Entries with figure data:
....................
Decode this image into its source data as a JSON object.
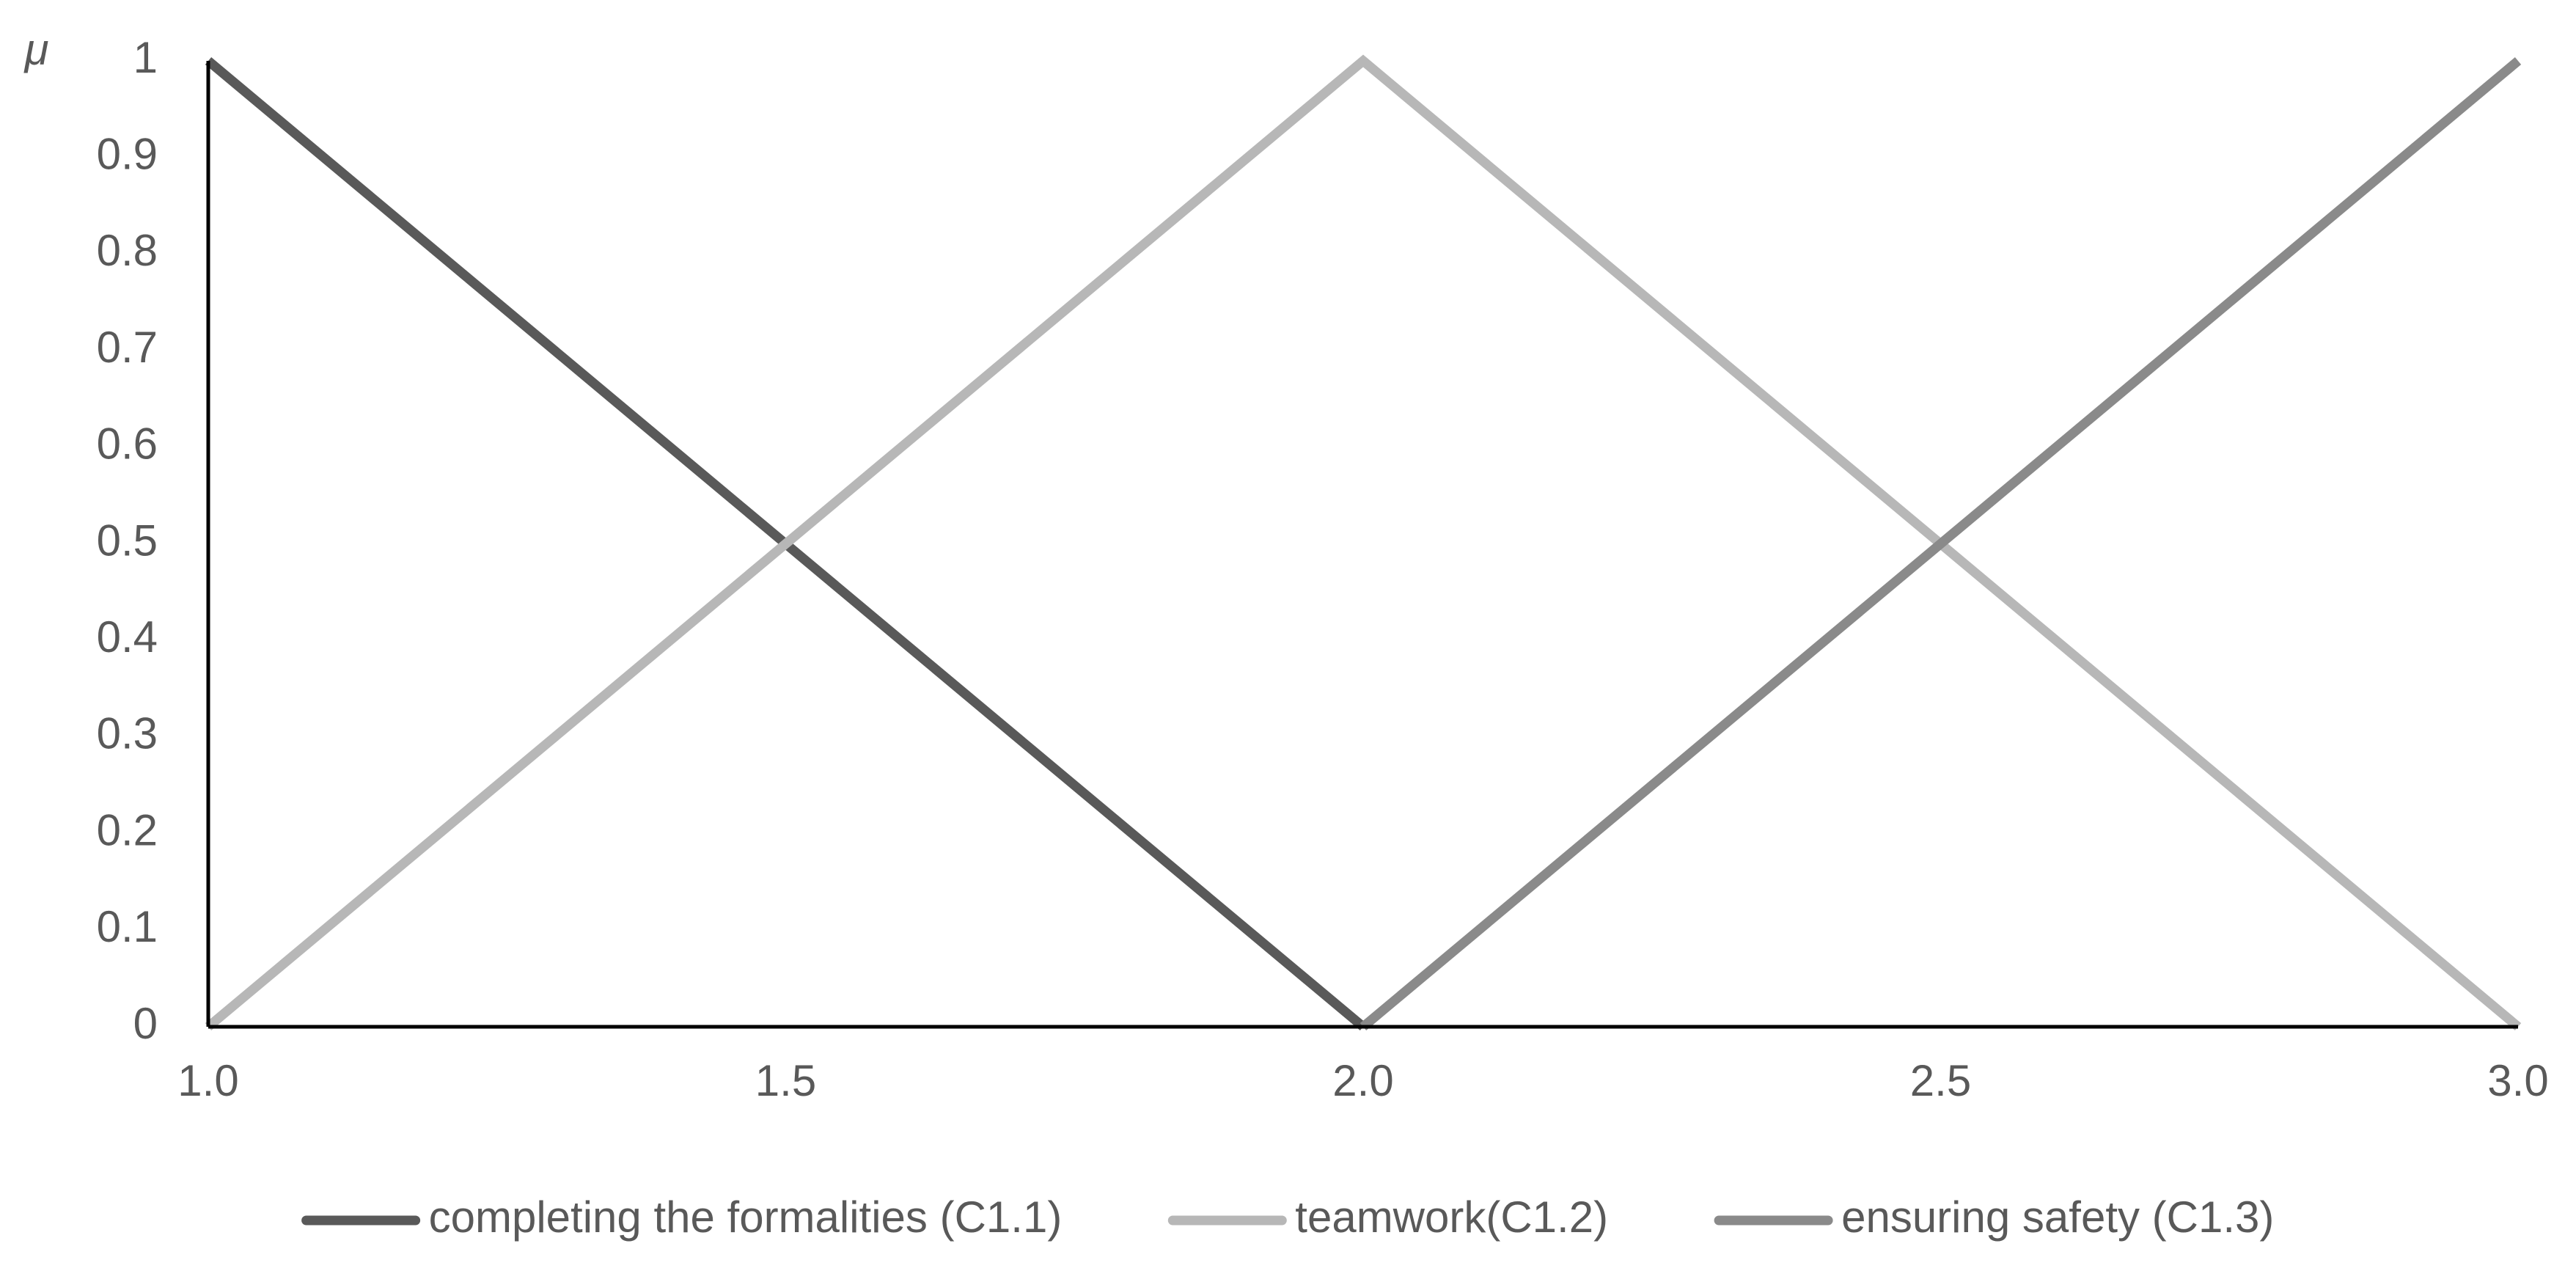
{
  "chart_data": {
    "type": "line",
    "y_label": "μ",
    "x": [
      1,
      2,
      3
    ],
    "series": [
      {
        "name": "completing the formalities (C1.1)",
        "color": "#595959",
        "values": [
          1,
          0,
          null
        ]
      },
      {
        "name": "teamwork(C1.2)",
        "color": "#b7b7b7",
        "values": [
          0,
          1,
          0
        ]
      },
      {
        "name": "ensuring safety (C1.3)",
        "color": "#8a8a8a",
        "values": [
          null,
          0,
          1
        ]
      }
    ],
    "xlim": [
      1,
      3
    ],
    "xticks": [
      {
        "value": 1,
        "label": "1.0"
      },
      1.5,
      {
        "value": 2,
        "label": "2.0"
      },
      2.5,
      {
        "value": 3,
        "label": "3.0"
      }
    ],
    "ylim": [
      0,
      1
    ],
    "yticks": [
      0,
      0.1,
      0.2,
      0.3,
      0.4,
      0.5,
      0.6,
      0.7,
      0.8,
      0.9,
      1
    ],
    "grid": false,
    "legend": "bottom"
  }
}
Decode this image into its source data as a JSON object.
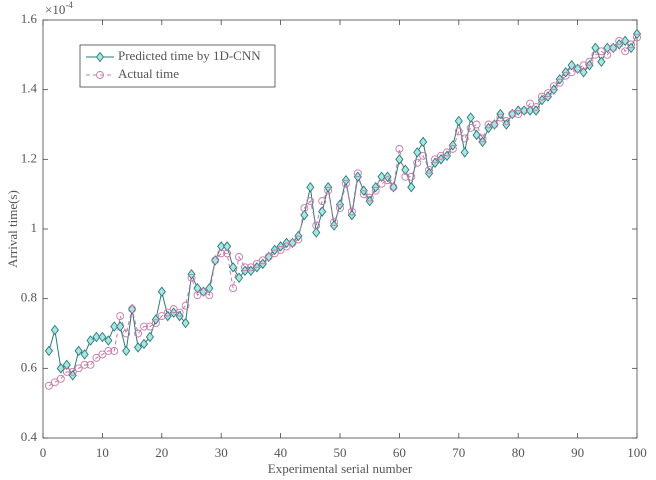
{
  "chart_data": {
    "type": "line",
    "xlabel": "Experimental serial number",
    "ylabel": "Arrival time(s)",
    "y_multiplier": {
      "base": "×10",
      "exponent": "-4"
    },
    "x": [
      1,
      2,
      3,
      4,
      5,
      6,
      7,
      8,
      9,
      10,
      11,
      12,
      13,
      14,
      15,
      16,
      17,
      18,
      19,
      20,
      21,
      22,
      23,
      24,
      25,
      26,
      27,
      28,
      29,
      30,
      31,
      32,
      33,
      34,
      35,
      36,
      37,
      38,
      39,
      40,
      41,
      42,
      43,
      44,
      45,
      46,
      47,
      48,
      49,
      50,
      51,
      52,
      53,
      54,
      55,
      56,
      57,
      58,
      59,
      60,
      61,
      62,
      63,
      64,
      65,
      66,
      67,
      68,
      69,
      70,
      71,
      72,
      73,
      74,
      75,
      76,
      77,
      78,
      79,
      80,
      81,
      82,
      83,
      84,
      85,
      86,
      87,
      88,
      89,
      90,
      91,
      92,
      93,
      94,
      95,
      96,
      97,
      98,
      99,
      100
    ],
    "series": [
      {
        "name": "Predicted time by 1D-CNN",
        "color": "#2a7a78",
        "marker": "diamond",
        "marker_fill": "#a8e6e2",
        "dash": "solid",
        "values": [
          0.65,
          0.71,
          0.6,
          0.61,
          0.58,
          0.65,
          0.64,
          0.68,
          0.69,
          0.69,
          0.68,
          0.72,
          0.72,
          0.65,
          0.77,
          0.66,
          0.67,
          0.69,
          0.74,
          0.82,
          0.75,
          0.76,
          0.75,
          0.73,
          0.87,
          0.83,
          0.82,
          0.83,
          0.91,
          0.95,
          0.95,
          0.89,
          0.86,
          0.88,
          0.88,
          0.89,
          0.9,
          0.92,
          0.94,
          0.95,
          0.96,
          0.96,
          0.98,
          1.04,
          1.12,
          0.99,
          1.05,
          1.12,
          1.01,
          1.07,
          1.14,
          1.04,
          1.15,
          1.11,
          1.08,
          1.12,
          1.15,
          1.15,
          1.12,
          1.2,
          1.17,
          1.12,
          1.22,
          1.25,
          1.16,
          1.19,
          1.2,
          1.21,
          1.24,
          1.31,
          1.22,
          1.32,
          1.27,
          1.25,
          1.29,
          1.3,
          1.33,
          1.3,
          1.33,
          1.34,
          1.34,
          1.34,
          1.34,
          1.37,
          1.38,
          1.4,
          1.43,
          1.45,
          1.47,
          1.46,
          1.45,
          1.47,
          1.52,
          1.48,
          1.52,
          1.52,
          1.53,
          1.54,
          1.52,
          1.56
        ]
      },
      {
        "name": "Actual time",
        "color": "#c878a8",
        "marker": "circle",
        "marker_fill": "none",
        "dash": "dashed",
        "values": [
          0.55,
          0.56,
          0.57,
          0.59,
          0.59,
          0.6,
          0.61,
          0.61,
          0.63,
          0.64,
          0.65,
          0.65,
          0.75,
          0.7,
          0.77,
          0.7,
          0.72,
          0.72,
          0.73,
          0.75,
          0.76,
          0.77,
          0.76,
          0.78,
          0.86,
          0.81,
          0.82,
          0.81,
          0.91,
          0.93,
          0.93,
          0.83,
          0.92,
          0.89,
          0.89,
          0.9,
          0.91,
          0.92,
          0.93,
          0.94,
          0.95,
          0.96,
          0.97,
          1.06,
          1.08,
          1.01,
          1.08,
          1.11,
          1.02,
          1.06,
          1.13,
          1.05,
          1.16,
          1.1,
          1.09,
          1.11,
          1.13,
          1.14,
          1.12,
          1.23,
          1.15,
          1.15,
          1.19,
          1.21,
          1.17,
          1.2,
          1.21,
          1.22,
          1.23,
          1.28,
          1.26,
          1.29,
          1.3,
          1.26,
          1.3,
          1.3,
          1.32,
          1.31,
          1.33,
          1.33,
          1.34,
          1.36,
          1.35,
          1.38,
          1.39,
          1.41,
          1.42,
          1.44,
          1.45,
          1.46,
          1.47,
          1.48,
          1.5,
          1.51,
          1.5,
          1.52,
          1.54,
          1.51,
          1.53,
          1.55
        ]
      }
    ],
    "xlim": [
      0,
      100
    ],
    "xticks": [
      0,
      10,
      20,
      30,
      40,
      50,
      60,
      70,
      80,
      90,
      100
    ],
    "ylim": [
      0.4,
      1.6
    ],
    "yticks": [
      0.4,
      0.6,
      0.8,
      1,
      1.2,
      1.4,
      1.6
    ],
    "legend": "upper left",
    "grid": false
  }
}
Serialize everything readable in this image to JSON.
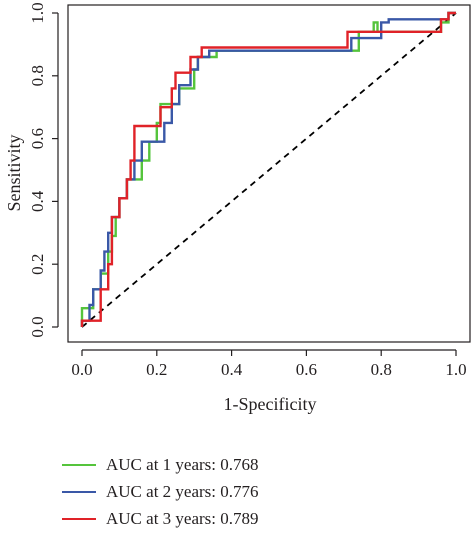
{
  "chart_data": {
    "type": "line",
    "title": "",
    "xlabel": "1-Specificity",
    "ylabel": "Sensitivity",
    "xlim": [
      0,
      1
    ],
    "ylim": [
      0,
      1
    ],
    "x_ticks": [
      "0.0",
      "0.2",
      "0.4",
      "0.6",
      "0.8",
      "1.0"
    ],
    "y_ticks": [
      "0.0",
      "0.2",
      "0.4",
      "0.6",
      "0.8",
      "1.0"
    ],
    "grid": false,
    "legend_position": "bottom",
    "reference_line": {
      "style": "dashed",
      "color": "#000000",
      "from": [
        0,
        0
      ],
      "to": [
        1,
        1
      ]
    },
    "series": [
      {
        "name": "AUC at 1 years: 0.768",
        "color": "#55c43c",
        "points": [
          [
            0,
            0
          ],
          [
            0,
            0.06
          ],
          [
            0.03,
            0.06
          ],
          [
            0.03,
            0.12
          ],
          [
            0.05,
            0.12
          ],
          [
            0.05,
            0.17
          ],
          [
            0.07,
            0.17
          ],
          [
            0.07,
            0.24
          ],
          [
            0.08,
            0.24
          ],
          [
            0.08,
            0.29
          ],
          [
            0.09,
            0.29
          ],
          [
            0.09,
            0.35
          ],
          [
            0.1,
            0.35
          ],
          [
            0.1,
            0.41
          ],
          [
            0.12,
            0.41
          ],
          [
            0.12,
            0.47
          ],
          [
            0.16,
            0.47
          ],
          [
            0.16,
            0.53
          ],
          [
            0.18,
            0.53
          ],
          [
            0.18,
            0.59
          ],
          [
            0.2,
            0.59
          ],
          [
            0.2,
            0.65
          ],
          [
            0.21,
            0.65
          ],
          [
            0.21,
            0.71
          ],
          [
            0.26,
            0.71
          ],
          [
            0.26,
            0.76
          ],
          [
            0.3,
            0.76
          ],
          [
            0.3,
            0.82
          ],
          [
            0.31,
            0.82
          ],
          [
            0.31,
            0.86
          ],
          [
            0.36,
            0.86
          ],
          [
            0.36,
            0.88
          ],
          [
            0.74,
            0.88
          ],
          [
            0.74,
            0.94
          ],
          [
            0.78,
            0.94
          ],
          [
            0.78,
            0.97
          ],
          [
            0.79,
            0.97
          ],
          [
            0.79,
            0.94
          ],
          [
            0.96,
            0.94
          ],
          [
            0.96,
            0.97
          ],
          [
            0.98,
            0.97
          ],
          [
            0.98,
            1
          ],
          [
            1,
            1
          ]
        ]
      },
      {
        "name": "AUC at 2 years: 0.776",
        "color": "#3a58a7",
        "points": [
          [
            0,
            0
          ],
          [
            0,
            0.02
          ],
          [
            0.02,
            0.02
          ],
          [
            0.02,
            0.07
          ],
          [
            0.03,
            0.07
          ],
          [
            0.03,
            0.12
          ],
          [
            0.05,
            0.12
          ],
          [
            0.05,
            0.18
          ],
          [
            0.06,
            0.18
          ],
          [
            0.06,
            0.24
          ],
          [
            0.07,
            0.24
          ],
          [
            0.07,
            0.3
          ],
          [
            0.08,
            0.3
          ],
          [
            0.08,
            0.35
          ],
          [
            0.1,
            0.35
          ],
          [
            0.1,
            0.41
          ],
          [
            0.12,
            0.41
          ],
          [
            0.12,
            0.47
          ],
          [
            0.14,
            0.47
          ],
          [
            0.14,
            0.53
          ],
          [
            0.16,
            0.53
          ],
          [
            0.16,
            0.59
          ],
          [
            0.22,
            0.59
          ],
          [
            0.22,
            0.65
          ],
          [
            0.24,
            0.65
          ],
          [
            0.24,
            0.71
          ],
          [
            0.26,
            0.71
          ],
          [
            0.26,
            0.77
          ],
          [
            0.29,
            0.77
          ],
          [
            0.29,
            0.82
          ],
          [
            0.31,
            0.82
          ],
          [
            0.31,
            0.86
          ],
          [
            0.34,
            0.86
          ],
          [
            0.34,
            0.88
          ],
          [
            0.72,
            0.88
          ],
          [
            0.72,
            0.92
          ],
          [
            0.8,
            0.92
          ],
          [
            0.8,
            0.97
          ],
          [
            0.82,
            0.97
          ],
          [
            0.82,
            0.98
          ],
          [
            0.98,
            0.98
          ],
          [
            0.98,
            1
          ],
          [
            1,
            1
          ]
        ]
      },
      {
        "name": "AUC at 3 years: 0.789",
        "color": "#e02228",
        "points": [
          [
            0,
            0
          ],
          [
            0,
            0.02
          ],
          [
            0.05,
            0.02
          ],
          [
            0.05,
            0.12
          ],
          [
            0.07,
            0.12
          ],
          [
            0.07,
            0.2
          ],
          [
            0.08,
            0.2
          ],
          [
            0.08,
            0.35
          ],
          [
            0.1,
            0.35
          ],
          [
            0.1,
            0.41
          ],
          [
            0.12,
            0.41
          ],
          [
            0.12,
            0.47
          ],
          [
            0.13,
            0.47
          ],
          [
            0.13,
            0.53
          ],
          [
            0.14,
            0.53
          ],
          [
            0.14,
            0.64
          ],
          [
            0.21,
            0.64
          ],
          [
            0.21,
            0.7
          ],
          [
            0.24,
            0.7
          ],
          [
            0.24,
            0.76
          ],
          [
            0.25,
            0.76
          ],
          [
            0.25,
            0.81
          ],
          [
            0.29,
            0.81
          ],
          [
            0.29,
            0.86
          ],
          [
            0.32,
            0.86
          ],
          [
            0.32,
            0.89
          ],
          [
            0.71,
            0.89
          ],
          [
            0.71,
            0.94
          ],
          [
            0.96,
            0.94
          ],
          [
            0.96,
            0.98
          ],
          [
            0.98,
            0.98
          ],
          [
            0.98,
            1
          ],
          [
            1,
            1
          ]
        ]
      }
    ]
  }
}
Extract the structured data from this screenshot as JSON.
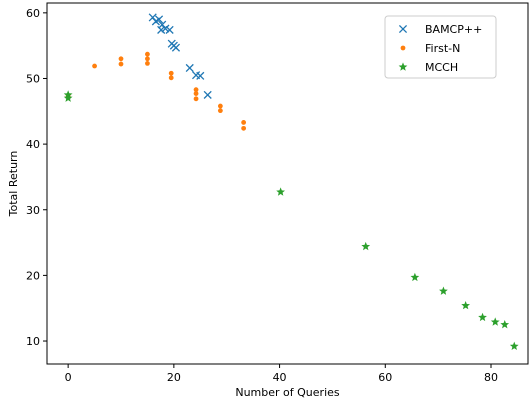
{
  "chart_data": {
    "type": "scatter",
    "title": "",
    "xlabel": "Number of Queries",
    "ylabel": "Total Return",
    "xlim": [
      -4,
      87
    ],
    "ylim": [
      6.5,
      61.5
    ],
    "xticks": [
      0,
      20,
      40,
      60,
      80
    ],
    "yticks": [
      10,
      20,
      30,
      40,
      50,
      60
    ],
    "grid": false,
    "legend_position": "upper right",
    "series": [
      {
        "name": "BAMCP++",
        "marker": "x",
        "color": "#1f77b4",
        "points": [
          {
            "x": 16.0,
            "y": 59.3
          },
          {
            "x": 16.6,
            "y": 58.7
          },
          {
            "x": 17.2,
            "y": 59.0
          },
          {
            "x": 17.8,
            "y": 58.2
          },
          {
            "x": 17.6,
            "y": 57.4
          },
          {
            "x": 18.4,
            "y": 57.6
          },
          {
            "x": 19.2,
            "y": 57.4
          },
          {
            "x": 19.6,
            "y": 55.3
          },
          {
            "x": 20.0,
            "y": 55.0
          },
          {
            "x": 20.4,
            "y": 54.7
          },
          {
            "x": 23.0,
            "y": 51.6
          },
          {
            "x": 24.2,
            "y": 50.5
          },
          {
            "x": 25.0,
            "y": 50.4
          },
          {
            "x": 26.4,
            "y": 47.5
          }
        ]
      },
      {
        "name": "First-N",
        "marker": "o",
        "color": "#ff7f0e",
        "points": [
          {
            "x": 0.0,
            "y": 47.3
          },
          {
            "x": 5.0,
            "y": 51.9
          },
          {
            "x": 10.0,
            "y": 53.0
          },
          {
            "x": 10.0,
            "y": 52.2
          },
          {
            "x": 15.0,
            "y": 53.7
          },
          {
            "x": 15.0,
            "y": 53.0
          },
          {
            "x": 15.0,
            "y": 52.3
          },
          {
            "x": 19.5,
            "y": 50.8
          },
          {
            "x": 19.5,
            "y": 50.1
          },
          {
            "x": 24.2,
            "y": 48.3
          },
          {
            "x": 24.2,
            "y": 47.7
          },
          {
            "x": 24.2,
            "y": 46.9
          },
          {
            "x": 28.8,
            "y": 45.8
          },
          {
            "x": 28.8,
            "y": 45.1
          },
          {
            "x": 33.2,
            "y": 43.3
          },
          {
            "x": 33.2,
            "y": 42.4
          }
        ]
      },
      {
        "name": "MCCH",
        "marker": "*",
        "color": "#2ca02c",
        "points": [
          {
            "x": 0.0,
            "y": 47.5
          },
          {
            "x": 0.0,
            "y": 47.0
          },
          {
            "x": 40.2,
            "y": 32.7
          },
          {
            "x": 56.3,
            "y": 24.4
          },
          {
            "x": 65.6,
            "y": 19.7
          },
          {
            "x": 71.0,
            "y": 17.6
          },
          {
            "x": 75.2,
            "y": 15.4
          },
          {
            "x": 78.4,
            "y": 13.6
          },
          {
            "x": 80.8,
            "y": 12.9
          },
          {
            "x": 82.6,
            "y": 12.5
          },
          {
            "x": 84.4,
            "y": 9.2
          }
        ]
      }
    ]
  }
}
....................
• [WHAT YOU ARE ASKED TO DO] Find each line holding the word "this" and copy it.

• [REPLY]
Decode this image into its source data as a JSON object.
Decode this image into its source data as a JSON object.
Serialize everything readable in this image to JSON.
Extract the structured data from this screenshot as JSON.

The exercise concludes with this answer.